··· DATA TO USE
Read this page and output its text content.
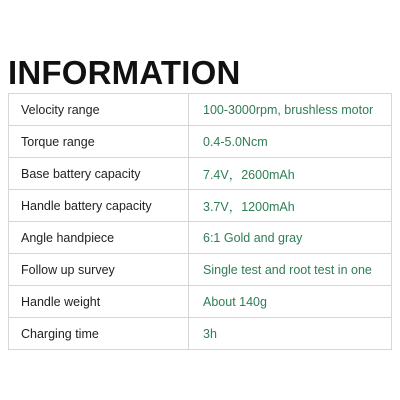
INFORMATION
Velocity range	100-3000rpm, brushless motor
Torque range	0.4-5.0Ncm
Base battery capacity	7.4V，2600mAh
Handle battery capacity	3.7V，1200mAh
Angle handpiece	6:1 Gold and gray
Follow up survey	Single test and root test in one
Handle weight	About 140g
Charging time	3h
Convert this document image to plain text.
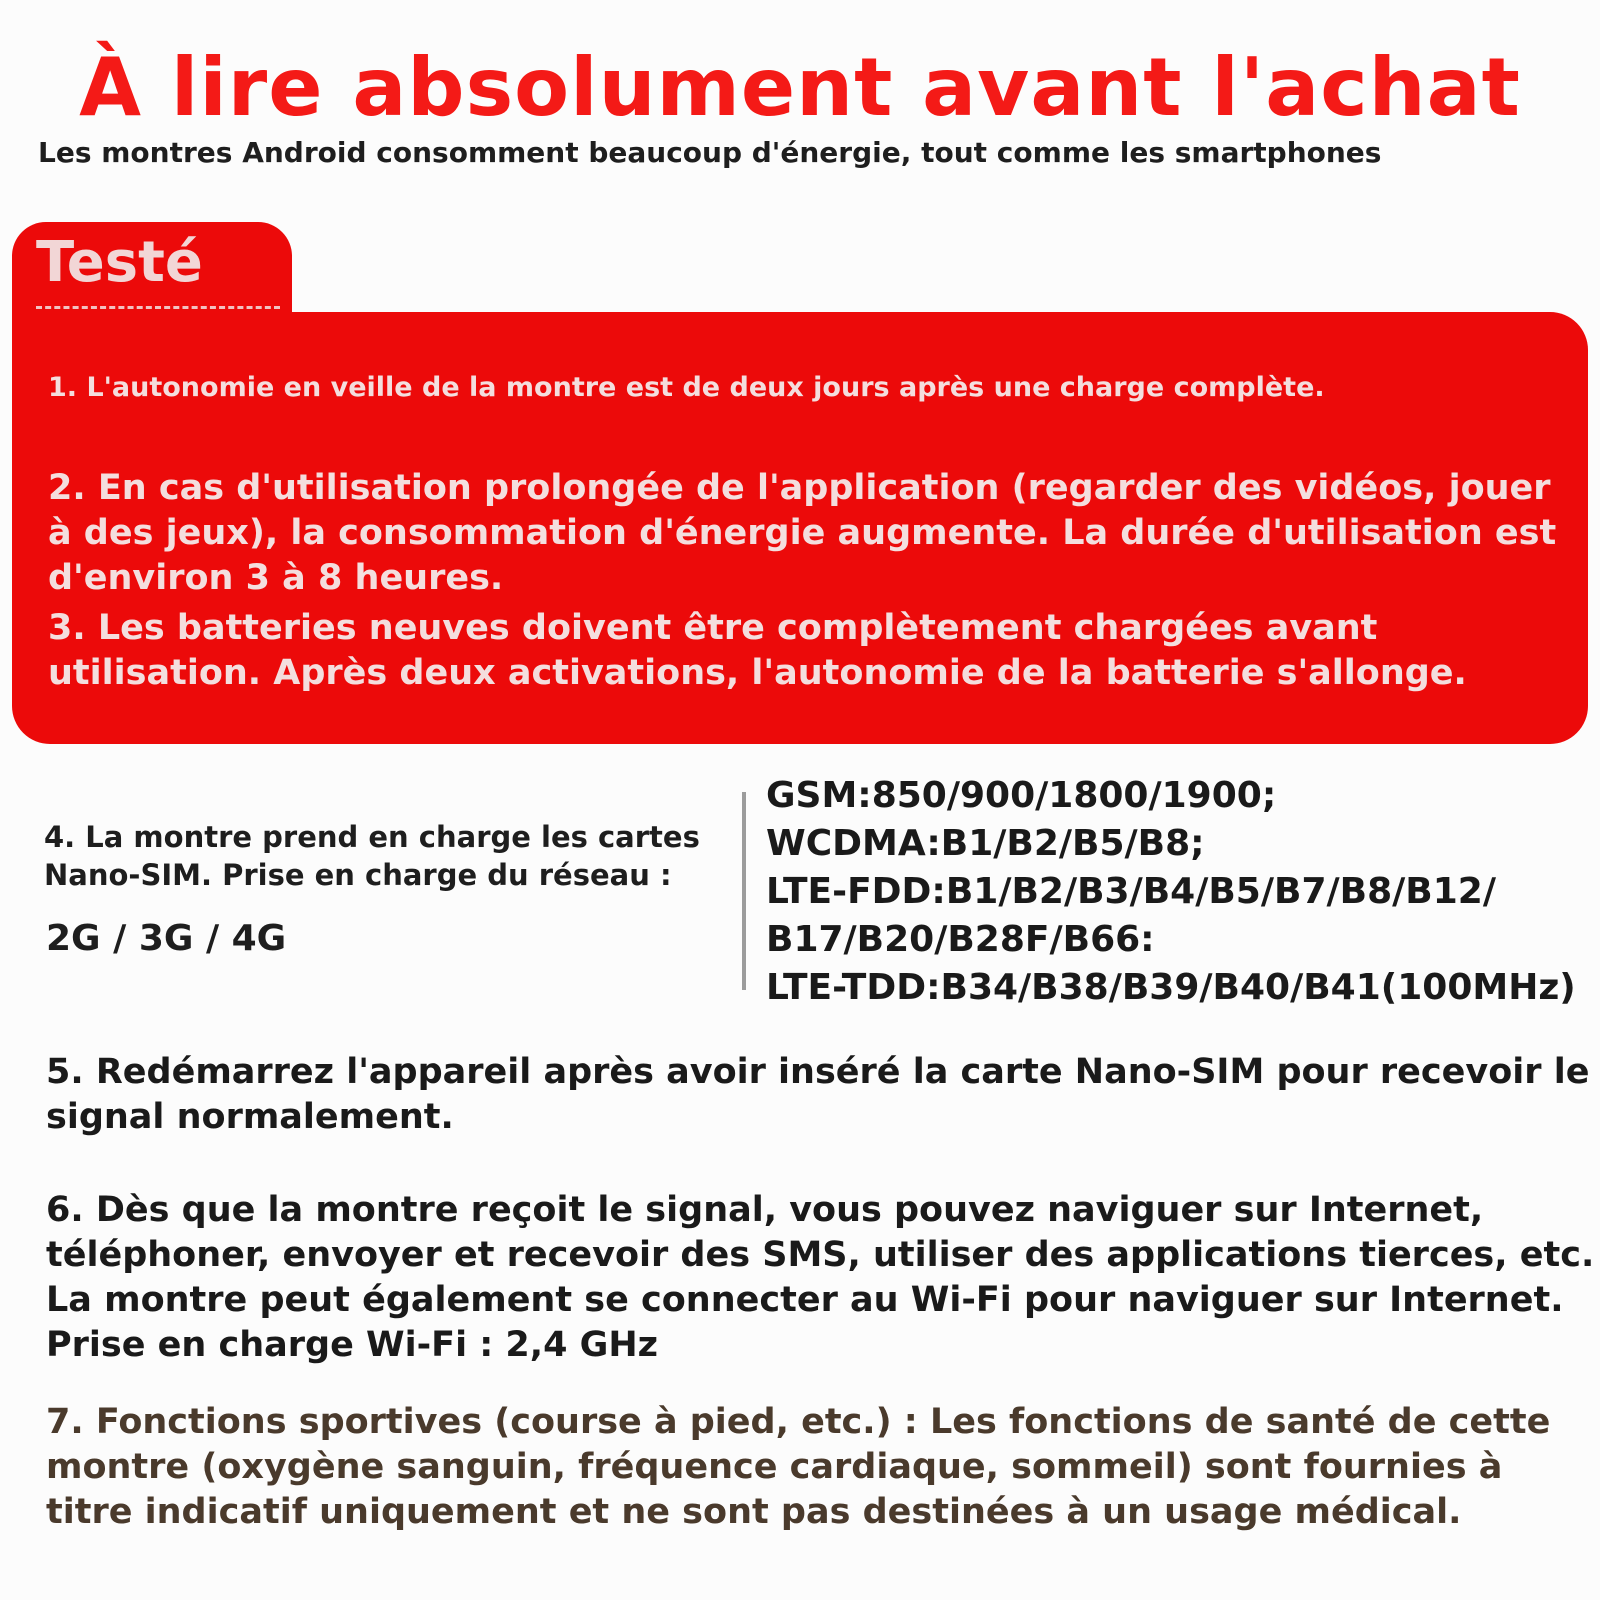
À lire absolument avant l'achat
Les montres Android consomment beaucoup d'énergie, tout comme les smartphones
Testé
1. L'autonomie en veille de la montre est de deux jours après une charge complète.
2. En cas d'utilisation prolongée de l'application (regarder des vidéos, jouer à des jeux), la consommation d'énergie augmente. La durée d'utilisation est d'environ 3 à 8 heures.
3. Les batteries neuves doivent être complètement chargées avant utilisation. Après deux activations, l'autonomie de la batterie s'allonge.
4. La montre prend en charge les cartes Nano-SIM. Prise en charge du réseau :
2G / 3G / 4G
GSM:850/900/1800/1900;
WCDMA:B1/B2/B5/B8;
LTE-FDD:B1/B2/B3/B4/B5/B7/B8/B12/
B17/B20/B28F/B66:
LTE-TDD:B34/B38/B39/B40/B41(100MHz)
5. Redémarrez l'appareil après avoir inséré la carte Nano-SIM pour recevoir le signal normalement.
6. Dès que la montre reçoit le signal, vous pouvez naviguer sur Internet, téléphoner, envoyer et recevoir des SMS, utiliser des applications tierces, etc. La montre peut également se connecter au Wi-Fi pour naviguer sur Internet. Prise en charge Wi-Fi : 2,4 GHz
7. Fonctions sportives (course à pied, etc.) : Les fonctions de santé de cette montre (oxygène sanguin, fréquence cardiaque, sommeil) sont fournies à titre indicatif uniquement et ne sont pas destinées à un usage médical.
······
GOAL OF THE EXERCISE:
Take the records above and transcribe them exactly, dropping every picture.

TASK RESULT:
Read this page and output its text content.
INFORMATION
Velocity range	100-3000rpm, brushless motor
Torque range	0.4-5.0Ncm
Base battery capacity	7.4V，2600mAh
Handle battery capacity	3.7V，1200mAh
Angle handpiece	6:1 Gold and gray
Follow up survey	Single test and root test in one
Handle weight	About 140g
Charging time	3h
Convert this document image to plain text.
À lire absolument avant l'achat
Les montres Android consomment beaucoup d'énergie, tout comme les smartphones
Testé
1. L'autonomie en veille de la montre est de deux jours après une charge complète.
2. En cas d'utilisation prolongée de l'application (regarder des vidéos, jouer à des jeux), la consommation d'énergie augmente. La durée d'utilisation est d'environ 3 à 8 heures.
3. Les batteries neuves doivent être complètement chargées avant utilisation. Après deux activations, l'autonomie de la batterie s'allonge.
4. La montre prend en charge les cartes Nano-SIM. Prise en charge du réseau :
2G / 3G / 4G
GSM:850/900/1800/1900;
WCDMA:B1/B2/B5/B8;
LTE-FDD:B1/B2/B3/B4/B5/B7/B8/B12/
B17/B20/B28F/B66:
LTE-TDD:B34/B38/B39/B40/B41(100MHz)
5. Redémarrez l'appareil après avoir inséré la carte Nano-SIM pour recevoir le signal normalement.
6. Dès que la montre reçoit le signal, vous pouvez naviguer sur Internet, téléphoner, envoyer et recevoir des SMS, utiliser des applications tierces, etc. La montre peut également se connecter au Wi-Fi pour naviguer sur Internet. Prise en charge Wi-Fi : 2,4 GHz
7. Fonctions sportives (course à pied, etc.) : Les fonctions de santé de cette montre (oxygène sanguin, fréquence cardiaque, sommeil) sont fournies à titre indicatif uniquement et ne sont pas destinées à un usage médical.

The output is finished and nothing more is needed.